__Problem description__
Would you return the complete listing below word for word?

=======

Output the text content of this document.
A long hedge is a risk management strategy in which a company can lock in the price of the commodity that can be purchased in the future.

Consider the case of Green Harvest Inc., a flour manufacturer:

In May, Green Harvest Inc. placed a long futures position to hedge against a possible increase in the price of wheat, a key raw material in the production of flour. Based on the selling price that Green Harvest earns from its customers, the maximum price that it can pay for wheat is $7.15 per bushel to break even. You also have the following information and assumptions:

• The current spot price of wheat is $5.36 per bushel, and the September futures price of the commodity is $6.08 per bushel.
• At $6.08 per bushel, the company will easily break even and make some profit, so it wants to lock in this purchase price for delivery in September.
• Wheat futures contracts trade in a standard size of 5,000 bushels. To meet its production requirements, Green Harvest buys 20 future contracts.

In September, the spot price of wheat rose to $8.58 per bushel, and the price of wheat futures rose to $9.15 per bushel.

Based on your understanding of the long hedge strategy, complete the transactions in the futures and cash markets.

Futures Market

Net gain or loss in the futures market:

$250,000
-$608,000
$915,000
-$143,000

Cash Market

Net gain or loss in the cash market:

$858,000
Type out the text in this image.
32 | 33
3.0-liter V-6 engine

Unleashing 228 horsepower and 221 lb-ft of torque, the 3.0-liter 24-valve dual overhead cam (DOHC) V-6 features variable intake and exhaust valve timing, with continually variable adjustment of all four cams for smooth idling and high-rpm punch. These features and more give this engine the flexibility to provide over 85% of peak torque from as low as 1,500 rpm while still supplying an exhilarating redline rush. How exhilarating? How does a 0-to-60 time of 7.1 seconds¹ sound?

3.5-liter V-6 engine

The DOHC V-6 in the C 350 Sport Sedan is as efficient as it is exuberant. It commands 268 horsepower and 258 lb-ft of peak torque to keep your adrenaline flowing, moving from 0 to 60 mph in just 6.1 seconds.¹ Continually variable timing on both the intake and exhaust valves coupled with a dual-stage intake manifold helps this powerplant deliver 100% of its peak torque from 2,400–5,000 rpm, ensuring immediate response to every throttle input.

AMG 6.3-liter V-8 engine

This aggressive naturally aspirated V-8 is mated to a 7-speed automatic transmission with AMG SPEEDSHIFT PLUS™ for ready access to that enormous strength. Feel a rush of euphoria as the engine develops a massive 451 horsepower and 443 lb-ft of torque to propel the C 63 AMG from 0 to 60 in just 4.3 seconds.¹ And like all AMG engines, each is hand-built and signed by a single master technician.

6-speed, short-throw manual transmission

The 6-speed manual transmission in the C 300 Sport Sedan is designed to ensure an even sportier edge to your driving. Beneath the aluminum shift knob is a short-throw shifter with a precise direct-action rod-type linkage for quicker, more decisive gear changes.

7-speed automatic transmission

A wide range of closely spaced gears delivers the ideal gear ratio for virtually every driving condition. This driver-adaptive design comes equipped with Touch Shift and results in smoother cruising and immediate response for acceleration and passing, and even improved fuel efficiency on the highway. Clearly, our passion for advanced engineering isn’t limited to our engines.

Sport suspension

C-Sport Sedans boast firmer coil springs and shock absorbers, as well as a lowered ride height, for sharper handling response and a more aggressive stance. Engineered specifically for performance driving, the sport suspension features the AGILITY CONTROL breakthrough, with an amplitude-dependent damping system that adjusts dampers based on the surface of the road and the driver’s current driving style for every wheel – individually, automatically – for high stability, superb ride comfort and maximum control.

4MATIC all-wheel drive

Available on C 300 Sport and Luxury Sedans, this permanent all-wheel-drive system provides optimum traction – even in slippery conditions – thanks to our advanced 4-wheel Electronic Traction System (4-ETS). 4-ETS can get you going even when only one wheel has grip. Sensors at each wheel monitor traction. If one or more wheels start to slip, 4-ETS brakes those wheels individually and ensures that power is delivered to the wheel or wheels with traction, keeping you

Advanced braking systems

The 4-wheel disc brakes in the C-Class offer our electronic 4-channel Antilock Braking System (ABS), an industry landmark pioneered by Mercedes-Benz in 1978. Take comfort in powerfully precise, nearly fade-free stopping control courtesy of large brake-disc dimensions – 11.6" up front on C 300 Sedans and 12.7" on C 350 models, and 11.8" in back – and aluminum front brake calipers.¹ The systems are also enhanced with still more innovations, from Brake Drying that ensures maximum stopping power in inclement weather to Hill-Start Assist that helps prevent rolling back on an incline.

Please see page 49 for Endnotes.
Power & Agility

=======

__Answer to this problem__
Output the text content of this document.
A long hedge is a risk management strategy in which a company can lock in the price of the commodity that can be purchased in the future.

Consider the case of Green Harvest Inc., a flour manufacturer:

In May, Green Harvest Inc. placed a long futures position to hedge against a possible increase in the price of wheat, a key raw material in the production of flour. Based on the selling price that Green Harvest earns from its customers, the maximum price that it can pay for wheat is $7.15 per bushel to break even. You also have the following information and assumptions:

• The current spot price of wheat is $5.36 per bushel, and the September futures price of the commodity is $6.08 per bushel.
• At $6.08 per bushel, the company will easily break even and make some profit, so it wants to lock in this purchase price for delivery in September.
• Wheat futures contracts trade in a standard size of 5,000 bushels. To meet its production requirements, Green Harvest buys 20 future contracts.

In September, the spot price of wheat rose to $8.58 per bushel, and the price of wheat futures rose to $9.15 per bushel.

Based on your understanding of the long hedge strategy, complete the transactions in the futures and cash markets.

Futures Market

Net gain or loss in the futures market:

$250,000
-$608,000
$915,000
-$143,000

Cash Market

Net gain or loss in the cash market:

$858,000
Type out the text in this image.
32 | 33
3.0-liter V-6 engine

Unleashing 228 horsepower and 221 lb-ft of torque, the 3.0-liter 24-valve dual overhead cam (DOHC) V-6 features variable intake and exhaust valve timing, with continually variable adjustment of all four cams for smooth idling and high-rpm punch. These features and more give this engine the flexibility to provide over 85% of peak torque from as low as 1,500 rpm while still supplying an exhilarating redline rush. How exhilarating? How does a 0-to-60 time of 7.1 seconds¹ sound?

3.5-liter V-6 engine

The DOHC V-6 in the C 350 Sport Sedan is as efficient as it is exuberant. It commands 268 horsepower and 258 lb-ft of peak torque to keep your adrenaline flowing, moving from 0 to 60 mph in just 6.1 seconds.¹ Continually variable timing on both the intake and exhaust valves coupled with a dual-stage intake manifold helps this powerplant deliver 100% of its peak torque from 2,400–5,000 rpm, ensuring immediate response to every throttle input.

AMG 6.3-liter V-8 engine

This aggressive naturally aspirated V-8 is mated to a 7-speed automatic transmission with AMG SPEEDSHIFT PLUS™ for ready access to that enormous strength. Feel a rush of euphoria as the engine develops a massive 451 horsepower and 443 lb-ft of torque to propel the C 63 AMG from 0 to 60 in just 4.3 seconds.¹ And like all AMG engines, each is hand-built and signed by a single master technician.

6-speed, short-throw manual transmission

The 6-speed manual transmission in the C 300 Sport Sedan is designed to ensure an even sportier edge to your driving. Beneath the aluminum shift knob is a short-throw shifter with a precise direct-action rod-type linkage for quicker, more decisive gear changes.

7-speed automatic transmission

A wide range of closely spaced gears delivers the ideal gear ratio for virtually every driving condition. This driver-adaptive design comes equipped with Touch Shift and results in smoother cruising and immediate response for acceleration and passing, and even improved fuel efficiency on the highway. Clearly, our passion for advanced engineering isn’t limited to our engines.

Sport suspension

C-Sport Sedans boast firmer coil springs and shock absorbers, as well as a lowered ride height, for sharper handling response and a more aggressive stance. Engineered specifically for performance driving, the sport suspension features the AGILITY CONTROL breakthrough, with an amplitude-dependent damping system that adjusts dampers based on the surface of the road and the driver’s current driving style for every wheel – individually, automatically – for high stability, superb ride comfort and maximum control.

4MATIC all-wheel drive

Available on C 300 Sport and Luxury Sedans, this permanent all-wheel-drive system provides optimum traction – even in slippery conditions – thanks to our advanced 4-wheel Electronic Traction System (4-ETS). 4-ETS can get you going even when only one wheel has grip. Sensors at each wheel monitor traction. If one or more wheels start to slip, 4-ETS brakes those wheels individually and ensures that power is delivered to the wheel or wheels with traction, keeping you

Advanced braking systems

The 4-wheel disc brakes in the C-Class offer our electronic 4-channel Antilock Braking System (ABS), an industry landmark pioneered by Mercedes-Benz in 1978. Take comfort in powerfully precise, nearly fade-free stopping control courtesy of large brake-disc dimensions – 11.6" up front on C 300 Sedans and 12.7" on C 350 models, and 11.8" in back – and aluminum front brake calipers.¹ The systems are also enhanced with still more innovations, from Brake Drying that ensures maximum stopping power in inclement weather to Hill-Start Assist that helps prevent rolling back on an incline.

Please see page 49 for Endnotes.
Power & Agility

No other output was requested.